EXERCISE DETAILS =>
The lines to extract begin at the one containing "Output the text content of this document." and run to the end of the listing; set them down exactly and alone.

<<<<

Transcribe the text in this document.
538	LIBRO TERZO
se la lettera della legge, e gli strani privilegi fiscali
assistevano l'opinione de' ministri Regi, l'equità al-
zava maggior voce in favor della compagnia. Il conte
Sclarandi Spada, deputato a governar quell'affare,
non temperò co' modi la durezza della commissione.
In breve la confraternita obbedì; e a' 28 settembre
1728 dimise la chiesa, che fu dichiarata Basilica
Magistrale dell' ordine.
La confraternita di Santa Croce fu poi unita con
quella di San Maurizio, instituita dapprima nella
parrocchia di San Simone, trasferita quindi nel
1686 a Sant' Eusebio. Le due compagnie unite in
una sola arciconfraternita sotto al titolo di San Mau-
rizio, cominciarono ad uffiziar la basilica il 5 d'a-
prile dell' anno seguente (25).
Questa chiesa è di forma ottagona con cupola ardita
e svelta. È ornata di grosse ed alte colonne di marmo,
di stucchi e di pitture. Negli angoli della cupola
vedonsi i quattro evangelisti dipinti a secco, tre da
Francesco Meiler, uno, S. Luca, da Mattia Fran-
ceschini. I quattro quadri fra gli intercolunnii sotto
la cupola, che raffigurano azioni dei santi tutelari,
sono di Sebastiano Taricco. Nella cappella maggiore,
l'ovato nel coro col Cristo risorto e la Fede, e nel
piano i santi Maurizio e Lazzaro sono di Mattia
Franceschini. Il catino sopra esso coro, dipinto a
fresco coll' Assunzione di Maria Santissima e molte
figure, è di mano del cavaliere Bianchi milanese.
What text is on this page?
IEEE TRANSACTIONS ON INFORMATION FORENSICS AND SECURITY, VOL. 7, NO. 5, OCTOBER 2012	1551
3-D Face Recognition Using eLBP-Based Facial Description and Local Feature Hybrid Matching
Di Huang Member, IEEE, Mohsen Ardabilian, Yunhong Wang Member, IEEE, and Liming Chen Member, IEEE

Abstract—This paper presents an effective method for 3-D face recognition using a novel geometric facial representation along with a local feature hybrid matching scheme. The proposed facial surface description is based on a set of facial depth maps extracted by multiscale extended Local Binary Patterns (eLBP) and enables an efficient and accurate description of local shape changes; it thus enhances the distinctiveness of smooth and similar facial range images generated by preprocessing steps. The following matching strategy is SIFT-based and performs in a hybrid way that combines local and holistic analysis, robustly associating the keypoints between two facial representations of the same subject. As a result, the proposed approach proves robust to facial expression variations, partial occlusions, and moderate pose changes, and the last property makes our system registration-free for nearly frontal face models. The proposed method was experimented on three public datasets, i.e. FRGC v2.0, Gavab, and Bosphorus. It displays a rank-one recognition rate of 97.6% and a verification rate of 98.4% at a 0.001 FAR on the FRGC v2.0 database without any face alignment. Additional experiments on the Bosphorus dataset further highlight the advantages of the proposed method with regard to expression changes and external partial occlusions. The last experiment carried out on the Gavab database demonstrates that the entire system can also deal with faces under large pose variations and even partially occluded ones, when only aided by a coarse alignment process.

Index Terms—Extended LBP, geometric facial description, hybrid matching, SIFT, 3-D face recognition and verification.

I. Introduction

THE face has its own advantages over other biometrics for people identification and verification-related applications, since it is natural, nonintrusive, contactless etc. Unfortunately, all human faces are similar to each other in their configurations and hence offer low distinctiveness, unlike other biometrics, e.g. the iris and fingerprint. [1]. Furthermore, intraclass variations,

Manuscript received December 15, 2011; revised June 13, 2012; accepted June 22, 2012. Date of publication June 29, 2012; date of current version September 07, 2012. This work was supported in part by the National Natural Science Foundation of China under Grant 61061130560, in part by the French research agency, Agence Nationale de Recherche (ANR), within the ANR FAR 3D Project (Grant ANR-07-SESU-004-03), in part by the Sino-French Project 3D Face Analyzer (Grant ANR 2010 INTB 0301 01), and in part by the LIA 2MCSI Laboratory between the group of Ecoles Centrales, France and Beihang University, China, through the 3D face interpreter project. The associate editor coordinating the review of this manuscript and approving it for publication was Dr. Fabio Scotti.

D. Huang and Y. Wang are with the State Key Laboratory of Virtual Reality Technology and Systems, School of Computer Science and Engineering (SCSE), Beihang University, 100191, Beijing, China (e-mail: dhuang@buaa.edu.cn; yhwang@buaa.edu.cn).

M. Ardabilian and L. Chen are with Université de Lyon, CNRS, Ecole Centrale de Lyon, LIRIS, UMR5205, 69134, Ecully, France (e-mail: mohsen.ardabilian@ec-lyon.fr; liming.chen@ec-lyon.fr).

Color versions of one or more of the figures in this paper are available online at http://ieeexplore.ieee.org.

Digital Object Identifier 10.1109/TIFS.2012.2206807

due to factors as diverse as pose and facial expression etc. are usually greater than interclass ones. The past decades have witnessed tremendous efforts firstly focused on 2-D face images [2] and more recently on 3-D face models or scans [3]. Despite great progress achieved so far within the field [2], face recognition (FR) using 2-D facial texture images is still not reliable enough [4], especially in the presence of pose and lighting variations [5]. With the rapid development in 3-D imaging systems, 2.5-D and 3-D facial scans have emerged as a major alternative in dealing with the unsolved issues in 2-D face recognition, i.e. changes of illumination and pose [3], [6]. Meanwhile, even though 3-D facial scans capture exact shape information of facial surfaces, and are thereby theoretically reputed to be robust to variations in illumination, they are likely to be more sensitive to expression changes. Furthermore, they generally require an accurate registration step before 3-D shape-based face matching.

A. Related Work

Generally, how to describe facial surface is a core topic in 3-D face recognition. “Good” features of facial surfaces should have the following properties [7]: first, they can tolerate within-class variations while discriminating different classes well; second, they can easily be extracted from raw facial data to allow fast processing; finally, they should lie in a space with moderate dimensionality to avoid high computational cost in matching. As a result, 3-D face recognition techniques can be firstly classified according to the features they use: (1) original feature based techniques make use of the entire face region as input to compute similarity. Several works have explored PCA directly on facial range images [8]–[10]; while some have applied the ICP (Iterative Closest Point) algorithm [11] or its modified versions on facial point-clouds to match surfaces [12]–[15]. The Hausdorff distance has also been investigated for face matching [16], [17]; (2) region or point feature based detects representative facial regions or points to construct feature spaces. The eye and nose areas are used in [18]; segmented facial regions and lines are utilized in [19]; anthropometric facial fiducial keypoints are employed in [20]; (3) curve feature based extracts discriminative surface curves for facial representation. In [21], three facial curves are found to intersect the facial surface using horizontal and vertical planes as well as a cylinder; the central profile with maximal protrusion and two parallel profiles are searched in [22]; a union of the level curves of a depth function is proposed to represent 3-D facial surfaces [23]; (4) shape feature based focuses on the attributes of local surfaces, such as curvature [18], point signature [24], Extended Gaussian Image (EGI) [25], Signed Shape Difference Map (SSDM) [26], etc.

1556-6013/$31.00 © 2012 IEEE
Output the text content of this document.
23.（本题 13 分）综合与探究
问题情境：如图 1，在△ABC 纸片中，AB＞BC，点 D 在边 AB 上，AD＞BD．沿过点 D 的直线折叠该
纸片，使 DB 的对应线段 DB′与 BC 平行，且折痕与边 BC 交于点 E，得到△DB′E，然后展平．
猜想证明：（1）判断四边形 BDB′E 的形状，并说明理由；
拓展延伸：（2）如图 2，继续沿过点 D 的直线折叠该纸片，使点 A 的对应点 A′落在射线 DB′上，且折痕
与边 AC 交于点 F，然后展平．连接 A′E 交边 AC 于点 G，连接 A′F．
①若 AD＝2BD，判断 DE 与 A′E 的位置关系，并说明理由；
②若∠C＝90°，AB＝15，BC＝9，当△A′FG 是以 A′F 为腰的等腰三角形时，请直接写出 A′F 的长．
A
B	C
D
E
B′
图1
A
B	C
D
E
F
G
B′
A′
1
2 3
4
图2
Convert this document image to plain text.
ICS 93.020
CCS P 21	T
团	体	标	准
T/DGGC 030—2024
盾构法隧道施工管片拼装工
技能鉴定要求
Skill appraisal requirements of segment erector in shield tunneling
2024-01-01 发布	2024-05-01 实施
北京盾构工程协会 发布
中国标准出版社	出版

>>>>

SOLUTION TO THIS PROBLEM =>
Output the text content of this document.
23.（本题 13 分）综合与探究
问题情境：如图 1，在△ABC 纸片中，AB＞BC，点 D 在边 AB 上，AD＞BD．沿过点 D 的直线折叠该
纸片，使 DB 的对应线段 DB′与 BC 平行，且折痕与边 BC 交于点 E，得到△DB′E，然后展平．
猜想证明：（1）判断四边形 BDB′E 的形状，并说明理由；
拓展延伸：（2）如图 2，继续沿过点 D 的直线折叠该纸片，使点 A 的对应点 A′落在射线 DB′上，且折痕
与边 AC 交于点 F，然后展平．连接 A′E 交边 AC 于点 G，连接 A′F．
①若 AD＝2BD，判断 DE 与 A′E 的位置关系，并说明理由；
②若∠C＝90°，AB＝15，BC＝9，当△A′FG 是以 A′F 为腰的等腰三角形时，请直接写出 A′F 的长．
A
B	C
D
E
B′
图1
A
B	C
D
E
F
G
B′
A′
1
2 3
4
图2
Convert this document image to plain text.
ICS 93.020
CCS P 21	T
团	体	标	准
T/DGGC 030—2024
盾构法隧道施工管片拼装工
技能鉴定要求
Skill appraisal requirements of segment erector in shield tunneling
2024-01-01 发布	2024-05-01 实施
北京盾构工程协会 发布
中国标准出版社	出版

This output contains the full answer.